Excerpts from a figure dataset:
※
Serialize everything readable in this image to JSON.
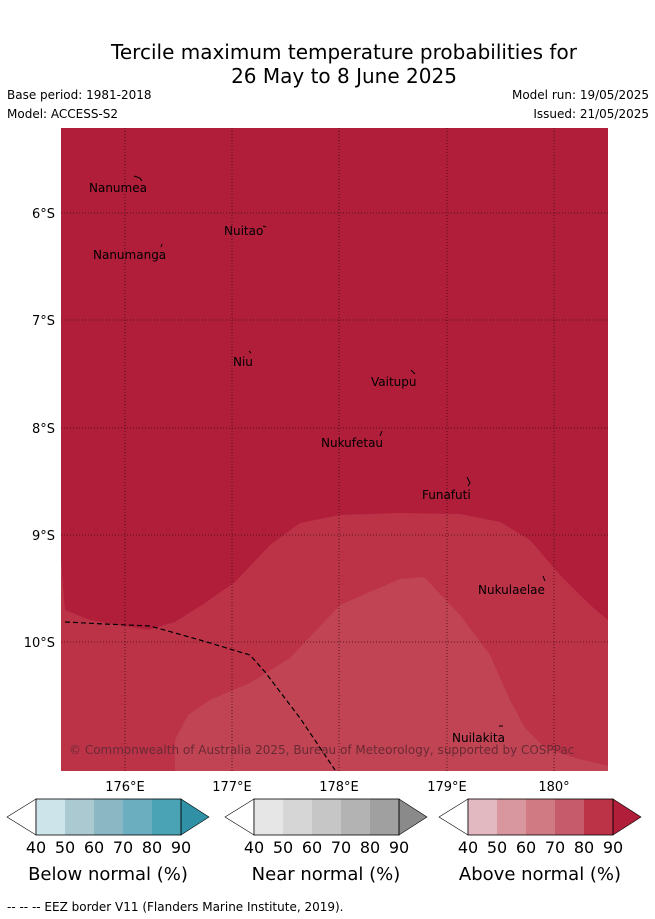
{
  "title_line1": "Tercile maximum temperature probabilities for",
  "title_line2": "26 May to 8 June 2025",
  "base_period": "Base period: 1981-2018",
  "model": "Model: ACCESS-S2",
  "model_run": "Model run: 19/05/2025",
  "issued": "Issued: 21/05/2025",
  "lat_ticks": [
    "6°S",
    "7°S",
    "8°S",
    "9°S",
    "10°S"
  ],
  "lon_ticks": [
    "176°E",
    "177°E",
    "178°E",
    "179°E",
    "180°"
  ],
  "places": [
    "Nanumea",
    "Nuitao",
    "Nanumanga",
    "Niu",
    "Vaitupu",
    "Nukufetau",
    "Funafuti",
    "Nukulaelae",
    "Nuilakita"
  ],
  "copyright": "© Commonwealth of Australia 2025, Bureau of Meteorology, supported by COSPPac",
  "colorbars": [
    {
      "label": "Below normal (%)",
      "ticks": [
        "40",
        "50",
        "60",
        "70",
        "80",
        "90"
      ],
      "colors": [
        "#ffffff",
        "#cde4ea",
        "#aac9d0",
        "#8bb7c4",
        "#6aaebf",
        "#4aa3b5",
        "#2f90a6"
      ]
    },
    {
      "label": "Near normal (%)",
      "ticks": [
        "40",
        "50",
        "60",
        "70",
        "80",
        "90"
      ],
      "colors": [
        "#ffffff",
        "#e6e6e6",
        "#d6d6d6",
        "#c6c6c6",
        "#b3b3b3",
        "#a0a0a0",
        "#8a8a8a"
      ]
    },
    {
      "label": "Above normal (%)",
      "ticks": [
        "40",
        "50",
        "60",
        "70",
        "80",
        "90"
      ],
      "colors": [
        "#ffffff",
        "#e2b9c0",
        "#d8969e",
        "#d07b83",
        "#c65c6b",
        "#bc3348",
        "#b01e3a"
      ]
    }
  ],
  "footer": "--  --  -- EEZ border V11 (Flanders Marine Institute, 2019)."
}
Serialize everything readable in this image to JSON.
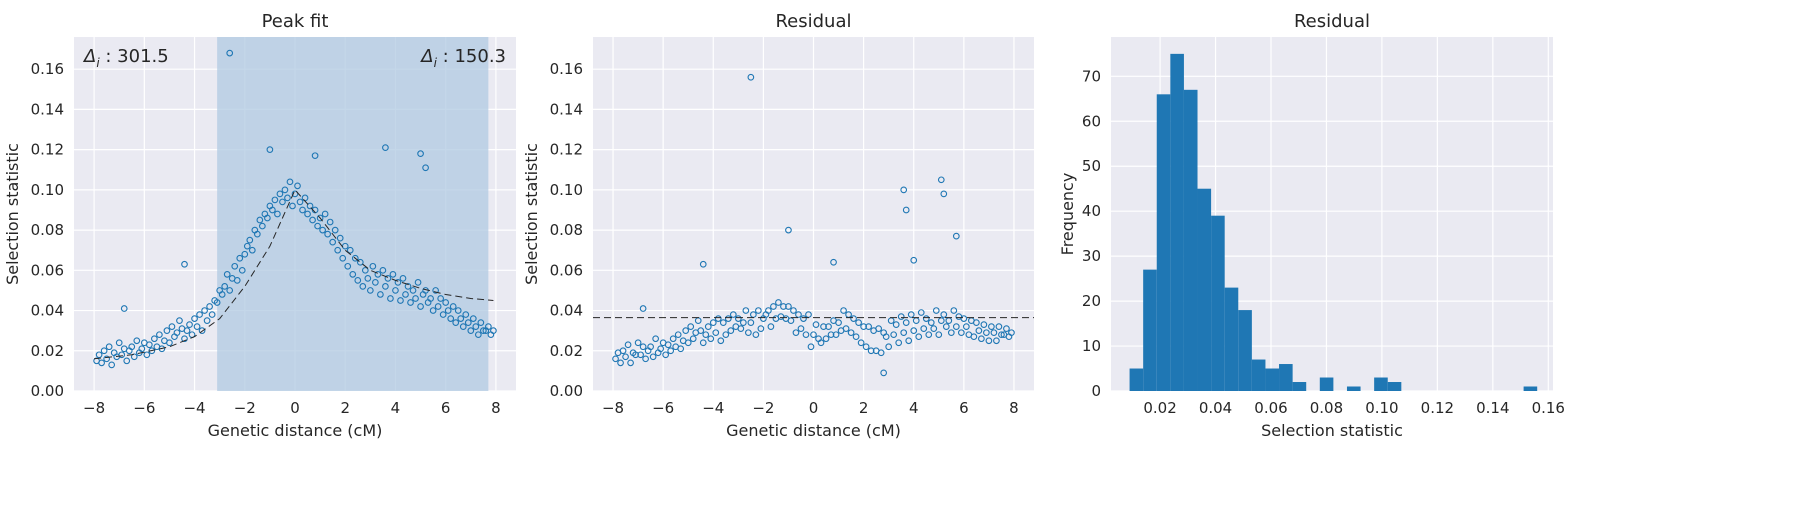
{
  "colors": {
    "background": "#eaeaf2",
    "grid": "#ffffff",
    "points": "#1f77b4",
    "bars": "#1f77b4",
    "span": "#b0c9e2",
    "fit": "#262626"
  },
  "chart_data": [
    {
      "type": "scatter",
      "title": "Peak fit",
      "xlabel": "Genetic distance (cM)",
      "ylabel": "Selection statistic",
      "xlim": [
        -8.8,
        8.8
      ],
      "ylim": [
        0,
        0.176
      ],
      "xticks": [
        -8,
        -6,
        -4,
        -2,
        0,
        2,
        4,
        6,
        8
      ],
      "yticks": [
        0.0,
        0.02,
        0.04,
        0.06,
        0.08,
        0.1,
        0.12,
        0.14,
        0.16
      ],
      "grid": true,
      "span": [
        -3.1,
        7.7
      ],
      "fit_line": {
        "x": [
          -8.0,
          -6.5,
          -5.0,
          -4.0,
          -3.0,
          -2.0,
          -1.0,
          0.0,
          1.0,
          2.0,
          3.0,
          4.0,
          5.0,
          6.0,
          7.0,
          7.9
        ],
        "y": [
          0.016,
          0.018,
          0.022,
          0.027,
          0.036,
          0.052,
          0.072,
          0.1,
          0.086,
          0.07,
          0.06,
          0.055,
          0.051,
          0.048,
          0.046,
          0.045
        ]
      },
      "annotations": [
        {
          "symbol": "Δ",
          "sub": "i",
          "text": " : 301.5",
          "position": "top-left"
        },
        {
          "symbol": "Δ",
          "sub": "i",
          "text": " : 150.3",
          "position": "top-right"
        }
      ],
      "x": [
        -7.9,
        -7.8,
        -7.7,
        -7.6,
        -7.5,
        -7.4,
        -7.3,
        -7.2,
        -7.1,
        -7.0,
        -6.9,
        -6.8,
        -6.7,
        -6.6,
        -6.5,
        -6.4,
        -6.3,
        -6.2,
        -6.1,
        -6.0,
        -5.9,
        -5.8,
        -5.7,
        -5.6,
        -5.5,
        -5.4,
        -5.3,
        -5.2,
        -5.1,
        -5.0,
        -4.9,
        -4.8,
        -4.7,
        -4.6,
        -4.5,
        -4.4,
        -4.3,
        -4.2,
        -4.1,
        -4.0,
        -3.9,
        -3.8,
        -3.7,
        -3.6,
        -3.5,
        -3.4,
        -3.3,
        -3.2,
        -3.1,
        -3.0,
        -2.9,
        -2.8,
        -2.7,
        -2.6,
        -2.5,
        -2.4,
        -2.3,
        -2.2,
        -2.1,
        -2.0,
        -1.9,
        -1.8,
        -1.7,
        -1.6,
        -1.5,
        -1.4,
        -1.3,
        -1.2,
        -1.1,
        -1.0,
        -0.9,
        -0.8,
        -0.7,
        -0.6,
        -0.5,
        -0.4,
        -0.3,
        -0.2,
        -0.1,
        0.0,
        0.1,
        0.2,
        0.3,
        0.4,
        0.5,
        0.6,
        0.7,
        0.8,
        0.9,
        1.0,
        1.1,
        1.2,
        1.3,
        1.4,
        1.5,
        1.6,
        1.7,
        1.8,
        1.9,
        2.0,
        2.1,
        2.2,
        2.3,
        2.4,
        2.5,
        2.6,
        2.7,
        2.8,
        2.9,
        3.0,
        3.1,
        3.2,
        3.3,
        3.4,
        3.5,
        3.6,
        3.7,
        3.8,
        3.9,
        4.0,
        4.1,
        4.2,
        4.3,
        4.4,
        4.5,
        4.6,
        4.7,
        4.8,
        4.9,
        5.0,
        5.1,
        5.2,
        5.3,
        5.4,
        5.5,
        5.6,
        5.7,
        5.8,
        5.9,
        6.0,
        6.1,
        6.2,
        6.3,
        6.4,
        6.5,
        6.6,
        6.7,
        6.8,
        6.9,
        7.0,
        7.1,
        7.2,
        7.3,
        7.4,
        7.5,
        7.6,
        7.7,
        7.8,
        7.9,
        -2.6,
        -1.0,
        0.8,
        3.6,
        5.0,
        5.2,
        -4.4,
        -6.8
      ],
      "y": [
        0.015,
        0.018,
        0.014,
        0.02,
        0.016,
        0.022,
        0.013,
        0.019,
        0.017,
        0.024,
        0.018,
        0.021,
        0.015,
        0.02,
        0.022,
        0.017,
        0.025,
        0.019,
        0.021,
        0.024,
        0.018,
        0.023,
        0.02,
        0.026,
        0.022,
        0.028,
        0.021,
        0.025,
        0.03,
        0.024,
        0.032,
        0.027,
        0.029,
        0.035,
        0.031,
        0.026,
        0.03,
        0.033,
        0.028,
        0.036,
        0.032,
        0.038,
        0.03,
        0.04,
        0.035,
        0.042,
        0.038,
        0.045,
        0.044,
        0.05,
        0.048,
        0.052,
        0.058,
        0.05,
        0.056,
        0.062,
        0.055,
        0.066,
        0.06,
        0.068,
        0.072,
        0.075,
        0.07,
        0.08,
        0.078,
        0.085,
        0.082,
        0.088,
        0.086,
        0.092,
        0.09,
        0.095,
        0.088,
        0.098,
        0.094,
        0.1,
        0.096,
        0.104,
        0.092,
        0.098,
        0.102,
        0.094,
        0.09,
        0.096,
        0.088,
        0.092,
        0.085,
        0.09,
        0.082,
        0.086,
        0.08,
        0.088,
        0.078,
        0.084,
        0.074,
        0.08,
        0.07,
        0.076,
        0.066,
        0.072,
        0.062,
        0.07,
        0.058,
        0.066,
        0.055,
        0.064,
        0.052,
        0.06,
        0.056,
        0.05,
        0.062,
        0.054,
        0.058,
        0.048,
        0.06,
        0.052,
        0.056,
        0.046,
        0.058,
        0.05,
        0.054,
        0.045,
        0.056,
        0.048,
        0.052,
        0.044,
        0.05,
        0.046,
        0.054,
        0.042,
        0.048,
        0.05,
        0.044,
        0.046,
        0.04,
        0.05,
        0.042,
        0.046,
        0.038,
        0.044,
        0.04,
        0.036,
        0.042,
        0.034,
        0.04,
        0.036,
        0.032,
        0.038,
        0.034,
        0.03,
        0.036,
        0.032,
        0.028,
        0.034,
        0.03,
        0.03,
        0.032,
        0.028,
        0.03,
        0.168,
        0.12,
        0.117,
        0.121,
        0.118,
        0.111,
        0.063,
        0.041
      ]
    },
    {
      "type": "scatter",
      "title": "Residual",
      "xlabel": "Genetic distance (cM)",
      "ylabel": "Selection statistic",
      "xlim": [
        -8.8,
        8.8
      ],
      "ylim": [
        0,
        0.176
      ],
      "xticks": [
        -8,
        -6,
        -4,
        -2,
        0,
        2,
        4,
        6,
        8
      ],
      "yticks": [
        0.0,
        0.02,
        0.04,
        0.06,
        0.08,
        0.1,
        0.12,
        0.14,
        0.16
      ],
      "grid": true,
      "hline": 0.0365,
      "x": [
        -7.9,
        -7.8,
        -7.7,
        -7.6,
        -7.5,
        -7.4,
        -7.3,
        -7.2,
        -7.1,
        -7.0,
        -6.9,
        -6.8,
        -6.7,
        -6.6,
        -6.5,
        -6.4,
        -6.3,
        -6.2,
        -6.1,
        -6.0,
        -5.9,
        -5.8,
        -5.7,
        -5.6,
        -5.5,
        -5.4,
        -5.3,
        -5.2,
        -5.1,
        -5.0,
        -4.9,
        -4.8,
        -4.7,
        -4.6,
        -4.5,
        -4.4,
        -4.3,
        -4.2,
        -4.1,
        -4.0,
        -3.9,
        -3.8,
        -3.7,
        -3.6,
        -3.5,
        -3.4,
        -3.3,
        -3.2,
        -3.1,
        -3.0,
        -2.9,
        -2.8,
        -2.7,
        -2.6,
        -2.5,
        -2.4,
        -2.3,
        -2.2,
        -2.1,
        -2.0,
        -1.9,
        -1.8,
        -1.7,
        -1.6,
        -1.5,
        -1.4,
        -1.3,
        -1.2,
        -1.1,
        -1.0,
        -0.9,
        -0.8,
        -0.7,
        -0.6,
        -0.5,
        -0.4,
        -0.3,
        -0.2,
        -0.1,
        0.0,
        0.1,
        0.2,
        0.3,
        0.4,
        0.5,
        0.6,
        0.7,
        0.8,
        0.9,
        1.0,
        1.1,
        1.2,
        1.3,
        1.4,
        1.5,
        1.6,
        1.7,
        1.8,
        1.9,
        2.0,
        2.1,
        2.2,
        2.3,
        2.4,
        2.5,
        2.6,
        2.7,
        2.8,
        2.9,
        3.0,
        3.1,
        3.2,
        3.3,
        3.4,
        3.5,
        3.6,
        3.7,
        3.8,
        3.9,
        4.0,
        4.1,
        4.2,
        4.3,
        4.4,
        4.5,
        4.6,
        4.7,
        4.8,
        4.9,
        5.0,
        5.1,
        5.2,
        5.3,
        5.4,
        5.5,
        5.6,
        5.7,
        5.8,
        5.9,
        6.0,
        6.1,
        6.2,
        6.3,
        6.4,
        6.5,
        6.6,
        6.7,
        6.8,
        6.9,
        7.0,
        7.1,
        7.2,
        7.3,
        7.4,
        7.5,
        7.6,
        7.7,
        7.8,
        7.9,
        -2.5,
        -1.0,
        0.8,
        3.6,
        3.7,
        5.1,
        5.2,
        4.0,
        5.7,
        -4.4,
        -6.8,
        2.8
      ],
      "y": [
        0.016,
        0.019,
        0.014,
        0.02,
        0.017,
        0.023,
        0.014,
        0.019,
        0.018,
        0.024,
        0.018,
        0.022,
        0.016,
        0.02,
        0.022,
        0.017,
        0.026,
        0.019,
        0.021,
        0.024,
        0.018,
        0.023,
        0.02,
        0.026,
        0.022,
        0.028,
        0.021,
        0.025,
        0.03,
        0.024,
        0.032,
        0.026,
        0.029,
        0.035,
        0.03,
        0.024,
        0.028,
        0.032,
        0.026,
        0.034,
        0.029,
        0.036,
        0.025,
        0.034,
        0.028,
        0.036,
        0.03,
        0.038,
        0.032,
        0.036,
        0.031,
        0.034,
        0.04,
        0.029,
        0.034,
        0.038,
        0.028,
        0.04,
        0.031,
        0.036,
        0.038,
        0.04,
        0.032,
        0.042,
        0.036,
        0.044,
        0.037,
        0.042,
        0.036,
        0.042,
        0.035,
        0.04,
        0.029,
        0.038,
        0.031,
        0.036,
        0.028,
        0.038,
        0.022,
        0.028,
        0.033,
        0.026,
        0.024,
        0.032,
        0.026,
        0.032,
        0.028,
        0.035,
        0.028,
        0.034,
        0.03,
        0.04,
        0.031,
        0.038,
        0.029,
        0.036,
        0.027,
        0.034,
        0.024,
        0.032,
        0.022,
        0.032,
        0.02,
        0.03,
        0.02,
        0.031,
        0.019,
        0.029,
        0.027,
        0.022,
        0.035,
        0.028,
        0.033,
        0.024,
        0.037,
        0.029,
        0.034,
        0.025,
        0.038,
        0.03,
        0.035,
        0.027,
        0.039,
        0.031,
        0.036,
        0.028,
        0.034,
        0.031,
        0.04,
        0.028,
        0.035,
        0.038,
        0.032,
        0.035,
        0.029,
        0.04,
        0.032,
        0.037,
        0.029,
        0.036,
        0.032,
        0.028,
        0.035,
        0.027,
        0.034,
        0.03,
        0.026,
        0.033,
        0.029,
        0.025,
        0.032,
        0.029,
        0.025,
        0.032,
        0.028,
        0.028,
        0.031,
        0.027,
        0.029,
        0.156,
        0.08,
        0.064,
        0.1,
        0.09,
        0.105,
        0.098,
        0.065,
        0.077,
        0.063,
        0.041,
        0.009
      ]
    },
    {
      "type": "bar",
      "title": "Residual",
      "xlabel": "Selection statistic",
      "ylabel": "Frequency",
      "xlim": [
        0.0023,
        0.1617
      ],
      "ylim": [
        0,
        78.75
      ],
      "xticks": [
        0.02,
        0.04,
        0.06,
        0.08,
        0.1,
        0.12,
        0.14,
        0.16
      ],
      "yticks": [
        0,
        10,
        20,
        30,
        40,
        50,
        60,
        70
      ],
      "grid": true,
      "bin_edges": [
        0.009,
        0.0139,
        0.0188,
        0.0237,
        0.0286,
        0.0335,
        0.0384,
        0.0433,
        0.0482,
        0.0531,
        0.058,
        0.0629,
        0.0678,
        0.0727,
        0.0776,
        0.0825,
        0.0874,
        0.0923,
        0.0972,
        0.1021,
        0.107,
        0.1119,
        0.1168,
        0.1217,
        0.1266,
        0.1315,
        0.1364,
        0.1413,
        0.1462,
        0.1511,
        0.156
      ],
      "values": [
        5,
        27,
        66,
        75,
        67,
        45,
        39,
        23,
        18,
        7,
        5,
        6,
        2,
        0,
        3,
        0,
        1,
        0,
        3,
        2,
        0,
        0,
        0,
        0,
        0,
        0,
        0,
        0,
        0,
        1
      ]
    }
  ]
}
※
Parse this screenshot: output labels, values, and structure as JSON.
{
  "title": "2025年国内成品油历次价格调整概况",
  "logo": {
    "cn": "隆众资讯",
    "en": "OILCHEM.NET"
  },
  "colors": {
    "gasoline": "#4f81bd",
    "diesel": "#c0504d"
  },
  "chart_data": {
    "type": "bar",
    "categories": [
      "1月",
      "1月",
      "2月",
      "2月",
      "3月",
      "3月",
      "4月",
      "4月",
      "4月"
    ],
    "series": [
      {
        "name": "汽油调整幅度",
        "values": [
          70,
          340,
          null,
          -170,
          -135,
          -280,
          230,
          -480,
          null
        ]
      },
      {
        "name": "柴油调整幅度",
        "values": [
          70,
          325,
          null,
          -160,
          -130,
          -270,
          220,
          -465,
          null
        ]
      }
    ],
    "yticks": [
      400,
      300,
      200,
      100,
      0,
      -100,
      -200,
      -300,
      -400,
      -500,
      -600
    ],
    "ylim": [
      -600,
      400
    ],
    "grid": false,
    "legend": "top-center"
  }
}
※
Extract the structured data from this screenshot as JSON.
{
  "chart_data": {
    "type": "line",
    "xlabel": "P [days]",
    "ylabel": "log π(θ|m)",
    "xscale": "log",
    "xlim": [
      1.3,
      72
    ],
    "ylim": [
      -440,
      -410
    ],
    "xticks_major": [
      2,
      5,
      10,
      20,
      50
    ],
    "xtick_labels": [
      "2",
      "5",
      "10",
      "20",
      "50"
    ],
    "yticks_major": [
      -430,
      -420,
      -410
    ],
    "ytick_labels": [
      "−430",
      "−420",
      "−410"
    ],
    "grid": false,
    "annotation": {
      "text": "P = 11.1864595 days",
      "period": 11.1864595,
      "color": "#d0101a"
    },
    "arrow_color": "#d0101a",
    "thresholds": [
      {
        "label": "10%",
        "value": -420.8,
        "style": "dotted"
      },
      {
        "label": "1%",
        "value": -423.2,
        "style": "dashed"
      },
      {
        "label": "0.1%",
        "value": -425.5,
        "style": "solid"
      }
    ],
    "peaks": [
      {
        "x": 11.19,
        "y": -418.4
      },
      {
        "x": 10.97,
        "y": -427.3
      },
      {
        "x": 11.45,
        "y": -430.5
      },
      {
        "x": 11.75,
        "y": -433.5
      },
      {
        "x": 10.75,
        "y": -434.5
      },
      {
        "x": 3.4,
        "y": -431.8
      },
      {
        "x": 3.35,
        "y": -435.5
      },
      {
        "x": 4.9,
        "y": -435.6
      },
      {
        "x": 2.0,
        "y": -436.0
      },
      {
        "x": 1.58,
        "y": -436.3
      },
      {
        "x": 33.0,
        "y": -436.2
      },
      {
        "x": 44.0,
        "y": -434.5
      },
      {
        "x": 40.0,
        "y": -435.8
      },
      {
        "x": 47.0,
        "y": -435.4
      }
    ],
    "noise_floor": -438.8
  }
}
※
Task brief: Copy every line of the records above that holds the word "JSON".

Correct answer:
Serialize everything readable in this image to JSON.
Serialize everything readable in this image to JSON.
Parse this screenshot: output labels, values, and structure as JSON.
Extract the structured data from this screenshot as JSON.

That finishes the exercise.